What lines of the data hold the string "exclude"? Pull each one out.

[Material provided]
◇ ◇ ◇ ◇
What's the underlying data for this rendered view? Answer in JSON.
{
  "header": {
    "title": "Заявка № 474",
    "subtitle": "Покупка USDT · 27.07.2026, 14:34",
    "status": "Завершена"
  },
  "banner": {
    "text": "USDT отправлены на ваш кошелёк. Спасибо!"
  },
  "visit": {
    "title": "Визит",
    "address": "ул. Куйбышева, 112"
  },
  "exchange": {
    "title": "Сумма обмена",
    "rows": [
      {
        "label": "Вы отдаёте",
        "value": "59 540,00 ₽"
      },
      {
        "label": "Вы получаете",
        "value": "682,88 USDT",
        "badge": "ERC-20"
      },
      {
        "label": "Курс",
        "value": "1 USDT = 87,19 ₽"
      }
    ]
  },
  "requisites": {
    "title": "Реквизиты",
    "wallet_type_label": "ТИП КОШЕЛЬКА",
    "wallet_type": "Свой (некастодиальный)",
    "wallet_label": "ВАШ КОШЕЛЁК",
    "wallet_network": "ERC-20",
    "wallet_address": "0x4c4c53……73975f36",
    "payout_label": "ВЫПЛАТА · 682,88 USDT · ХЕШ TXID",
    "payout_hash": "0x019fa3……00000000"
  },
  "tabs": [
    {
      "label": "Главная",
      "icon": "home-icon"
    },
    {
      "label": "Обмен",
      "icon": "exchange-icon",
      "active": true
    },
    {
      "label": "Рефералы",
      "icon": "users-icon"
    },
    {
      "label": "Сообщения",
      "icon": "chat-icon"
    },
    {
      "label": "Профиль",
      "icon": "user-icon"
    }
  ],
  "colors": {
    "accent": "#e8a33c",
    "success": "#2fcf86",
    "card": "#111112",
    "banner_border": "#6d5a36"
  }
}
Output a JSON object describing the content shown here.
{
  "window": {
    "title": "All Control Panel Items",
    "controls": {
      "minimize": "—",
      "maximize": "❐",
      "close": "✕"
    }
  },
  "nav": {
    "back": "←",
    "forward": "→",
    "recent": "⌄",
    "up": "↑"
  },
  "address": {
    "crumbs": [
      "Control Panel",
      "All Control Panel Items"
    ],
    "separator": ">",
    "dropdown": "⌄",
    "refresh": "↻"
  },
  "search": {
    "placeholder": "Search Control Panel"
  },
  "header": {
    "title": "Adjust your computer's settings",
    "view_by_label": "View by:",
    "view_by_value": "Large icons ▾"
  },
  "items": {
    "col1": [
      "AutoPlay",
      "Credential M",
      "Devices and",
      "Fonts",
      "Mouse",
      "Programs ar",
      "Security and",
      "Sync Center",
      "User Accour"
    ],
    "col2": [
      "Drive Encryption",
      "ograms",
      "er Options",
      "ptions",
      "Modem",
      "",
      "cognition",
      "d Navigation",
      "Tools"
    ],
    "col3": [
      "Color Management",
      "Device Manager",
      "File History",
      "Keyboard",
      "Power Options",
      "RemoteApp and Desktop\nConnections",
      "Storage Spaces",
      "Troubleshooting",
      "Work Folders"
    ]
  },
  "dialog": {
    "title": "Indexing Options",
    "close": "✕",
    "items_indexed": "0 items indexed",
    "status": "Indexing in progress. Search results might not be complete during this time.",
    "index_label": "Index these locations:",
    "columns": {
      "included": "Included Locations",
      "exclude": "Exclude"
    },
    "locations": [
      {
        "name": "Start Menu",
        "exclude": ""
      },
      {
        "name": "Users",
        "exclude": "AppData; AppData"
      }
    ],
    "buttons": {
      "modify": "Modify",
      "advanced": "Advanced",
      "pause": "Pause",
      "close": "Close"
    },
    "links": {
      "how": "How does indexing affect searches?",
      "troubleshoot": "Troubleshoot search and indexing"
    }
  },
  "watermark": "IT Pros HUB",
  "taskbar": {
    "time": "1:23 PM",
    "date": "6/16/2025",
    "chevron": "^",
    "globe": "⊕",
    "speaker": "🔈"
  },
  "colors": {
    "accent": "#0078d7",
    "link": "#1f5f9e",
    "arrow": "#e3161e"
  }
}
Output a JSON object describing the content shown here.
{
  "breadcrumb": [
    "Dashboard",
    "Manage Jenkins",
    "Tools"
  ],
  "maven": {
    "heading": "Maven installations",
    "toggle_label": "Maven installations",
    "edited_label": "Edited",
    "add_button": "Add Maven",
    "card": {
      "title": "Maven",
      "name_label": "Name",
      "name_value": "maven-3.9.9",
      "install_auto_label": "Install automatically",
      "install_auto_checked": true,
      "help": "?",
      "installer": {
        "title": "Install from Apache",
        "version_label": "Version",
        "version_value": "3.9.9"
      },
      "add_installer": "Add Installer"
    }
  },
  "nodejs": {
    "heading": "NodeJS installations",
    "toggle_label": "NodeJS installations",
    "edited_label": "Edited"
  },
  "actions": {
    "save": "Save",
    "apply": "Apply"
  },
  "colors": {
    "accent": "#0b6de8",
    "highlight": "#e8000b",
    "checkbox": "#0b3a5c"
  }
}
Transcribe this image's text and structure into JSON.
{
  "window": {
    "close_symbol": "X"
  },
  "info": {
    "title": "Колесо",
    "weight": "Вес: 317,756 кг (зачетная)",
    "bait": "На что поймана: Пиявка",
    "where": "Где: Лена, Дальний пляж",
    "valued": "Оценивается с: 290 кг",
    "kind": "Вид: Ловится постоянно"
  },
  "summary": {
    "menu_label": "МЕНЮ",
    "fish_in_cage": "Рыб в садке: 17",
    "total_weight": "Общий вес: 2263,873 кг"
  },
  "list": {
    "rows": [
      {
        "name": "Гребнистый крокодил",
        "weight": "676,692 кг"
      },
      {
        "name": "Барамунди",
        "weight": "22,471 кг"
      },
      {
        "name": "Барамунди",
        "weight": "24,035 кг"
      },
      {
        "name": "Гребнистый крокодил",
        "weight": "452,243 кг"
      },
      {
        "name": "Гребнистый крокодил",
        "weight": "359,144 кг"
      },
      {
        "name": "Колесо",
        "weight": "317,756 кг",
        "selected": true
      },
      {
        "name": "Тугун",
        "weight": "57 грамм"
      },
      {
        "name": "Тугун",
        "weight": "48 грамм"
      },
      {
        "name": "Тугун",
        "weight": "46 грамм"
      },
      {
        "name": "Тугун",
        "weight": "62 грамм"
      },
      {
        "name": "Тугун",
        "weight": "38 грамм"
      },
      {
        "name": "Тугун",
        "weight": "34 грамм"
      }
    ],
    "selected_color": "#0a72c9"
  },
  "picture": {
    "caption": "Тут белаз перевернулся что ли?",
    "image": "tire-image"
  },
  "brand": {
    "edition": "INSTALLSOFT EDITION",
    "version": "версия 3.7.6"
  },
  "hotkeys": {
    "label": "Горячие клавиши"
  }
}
◇ ◇ ◇ ◇
[Output]
      "exclude": "Exclude"
        "exclude": ""
        "exclude": "AppData; AppData"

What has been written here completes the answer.